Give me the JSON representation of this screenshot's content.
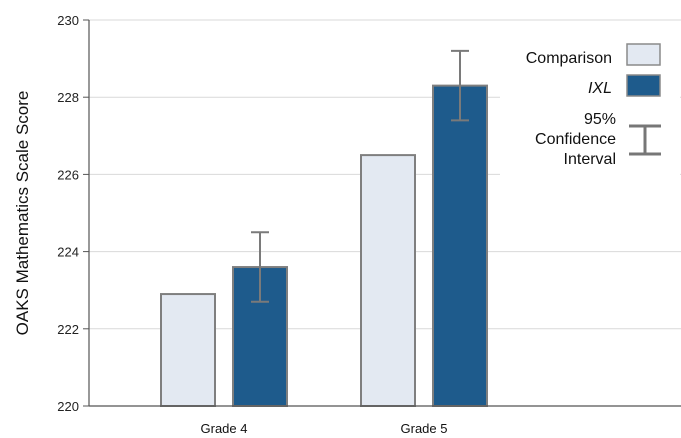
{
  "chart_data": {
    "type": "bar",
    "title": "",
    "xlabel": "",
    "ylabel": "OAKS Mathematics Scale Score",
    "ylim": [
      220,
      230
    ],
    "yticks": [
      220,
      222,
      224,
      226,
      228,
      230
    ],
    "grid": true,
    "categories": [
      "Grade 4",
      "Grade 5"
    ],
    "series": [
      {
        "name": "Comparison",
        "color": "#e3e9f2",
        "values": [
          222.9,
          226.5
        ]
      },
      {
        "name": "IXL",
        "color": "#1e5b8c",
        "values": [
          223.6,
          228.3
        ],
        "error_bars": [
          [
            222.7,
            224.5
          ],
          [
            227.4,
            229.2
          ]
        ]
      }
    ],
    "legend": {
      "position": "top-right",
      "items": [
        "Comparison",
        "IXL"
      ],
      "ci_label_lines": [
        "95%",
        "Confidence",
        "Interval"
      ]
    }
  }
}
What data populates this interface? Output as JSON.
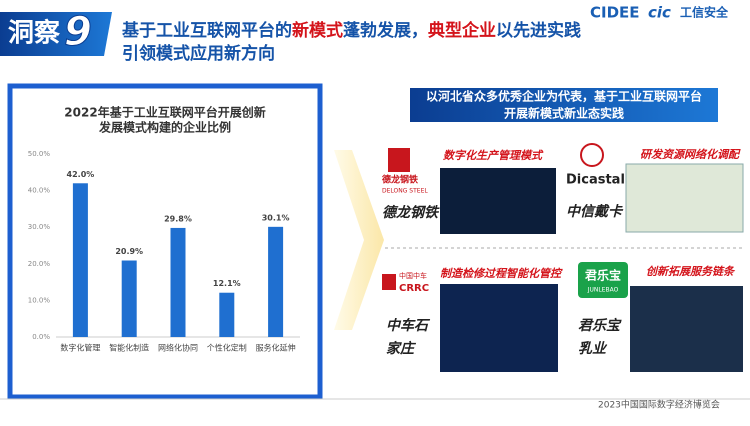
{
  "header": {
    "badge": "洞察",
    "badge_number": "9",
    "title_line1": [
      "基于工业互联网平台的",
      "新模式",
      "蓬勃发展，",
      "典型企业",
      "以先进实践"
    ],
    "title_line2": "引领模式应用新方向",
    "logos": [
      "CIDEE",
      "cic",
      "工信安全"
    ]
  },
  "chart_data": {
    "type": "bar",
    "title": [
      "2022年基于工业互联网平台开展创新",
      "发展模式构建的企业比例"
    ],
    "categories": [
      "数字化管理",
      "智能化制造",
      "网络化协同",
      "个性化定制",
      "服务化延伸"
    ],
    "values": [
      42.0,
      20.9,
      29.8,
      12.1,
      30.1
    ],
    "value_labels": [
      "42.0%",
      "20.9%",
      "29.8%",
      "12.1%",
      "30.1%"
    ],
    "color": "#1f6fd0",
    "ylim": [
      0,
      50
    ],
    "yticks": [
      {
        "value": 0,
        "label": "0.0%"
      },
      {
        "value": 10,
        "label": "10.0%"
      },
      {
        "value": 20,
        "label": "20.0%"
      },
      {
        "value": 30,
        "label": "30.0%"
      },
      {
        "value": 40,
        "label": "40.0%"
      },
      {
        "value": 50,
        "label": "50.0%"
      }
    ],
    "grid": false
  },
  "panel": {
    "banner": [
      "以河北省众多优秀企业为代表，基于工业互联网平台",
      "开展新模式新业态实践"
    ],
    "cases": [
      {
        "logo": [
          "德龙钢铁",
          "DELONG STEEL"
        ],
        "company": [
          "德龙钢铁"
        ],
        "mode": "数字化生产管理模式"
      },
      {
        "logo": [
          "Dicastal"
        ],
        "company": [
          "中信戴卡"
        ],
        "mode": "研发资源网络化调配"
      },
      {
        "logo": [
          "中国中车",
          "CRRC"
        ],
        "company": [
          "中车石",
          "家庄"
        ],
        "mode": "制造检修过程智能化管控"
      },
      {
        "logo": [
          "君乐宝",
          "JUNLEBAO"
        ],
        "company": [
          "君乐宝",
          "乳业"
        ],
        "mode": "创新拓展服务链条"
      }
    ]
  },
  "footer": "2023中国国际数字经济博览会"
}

• • • • • • •

EXERCISE REQUIREMENTS:
Transcribe all of the entries word for word, but skip any pictures they contain.

SOLUTION BELOW:
Give me the JSON representation of this screenshot's content.
{
  "chart_data": {
    "type": "bar",
    "title": "",
    "xlabel": "",
    "ylabel": "OAKS Mathematics Scale Score",
    "ylim": [
      220,
      230
    ],
    "yticks": [
      220,
      222,
      224,
      226,
      228,
      230
    ],
    "grid": true,
    "categories": [
      "Grade 4",
      "Grade 5"
    ],
    "series": [
      {
        "name": "Comparison",
        "color": "#e3e9f2",
        "values": [
          222.9,
          226.5
        ]
      },
      {
        "name": "IXL",
        "color": "#1e5b8c",
        "values": [
          223.6,
          228.3
        ],
        "error_bars": [
          [
            222.7,
            224.5
          ],
          [
            227.4,
            229.2
          ]
        ]
      }
    ],
    "legend": {
      "position": "top-right",
      "items": [
        "Comparison",
        "IXL"
      ],
      "ci_label_lines": [
        "95%",
        "Confidence",
        "Interval"
      ]
    }
  }
}
What data populates this interface? Output as JSON.
{
  "header": {
    "badge": "洞察",
    "badge_number": "9",
    "title_line1": [
      "基于工业互联网平台的",
      "新模式",
      "蓬勃发展，",
      "典型企业",
      "以先进实践"
    ],
    "title_line2": "引领模式应用新方向",
    "logos": [
      "CIDEE",
      "cic",
      "工信安全"
    ]
  },
  "chart_data": {
    "type": "bar",
    "title": [
      "2022年基于工业互联网平台开展创新",
      "发展模式构建的企业比例"
    ],
    "categories": [
      "数字化管理",
      "智能化制造",
      "网络化协同",
      "个性化定制",
      "服务化延伸"
    ],
    "values": [
      42.0,
      20.9,
      29.8,
      12.1,
      30.1
    ],
    "value_labels": [
      "42.0%",
      "20.9%",
      "29.8%",
      "12.1%",
      "30.1%"
    ],
    "color": "#1f6fd0",
    "ylim": [
      0,
      50
    ],
    "yticks": [
      {
        "value": 0,
        "label": "0.0%"
      },
      {
        "value": 10,
        "label": "10.0%"
      },
      {
        "value": 20,
        "label": "20.0%"
      },
      {
        "value": 30,
        "label": "30.0%"
      },
      {
        "value": 40,
        "label": "40.0%"
      },
      {
        "value": 50,
        "label": "50.0%"
      }
    ],
    "grid": false
  },
  "panel": {
    "banner": [
      "以河北省众多优秀企业为代表，基于工业互联网平台",
      "开展新模式新业态实践"
    ],
    "cases": [
      {
        "logo": [
          "德龙钢铁",
          "DELONG STEEL"
        ],
        "company": [
          "德龙钢铁"
        ],
        "mode": "数字化生产管理模式"
      },
      {
        "logo": [
          "Dicastal"
        ],
        "company": [
          "中信戴卡"
        ],
        "mode": "研发资源网络化调配"
      },
      {
        "logo": [
          "中国中车",
          "CRRC"
        ],
        "company": [
          "中车石",
          "家庄"
        ],
        "mode": "制造检修过程智能化管控"
      },
      {
        "logo": [
          "君乐宝",
          "JUNLEBAO"
        ],
        "company": [
          "君乐宝",
          "乳业"
        ],
        "mode": "创新拓展服务链条"
      }
    ]
  },
  "footer": "2023中国国际数字经济博览会"
}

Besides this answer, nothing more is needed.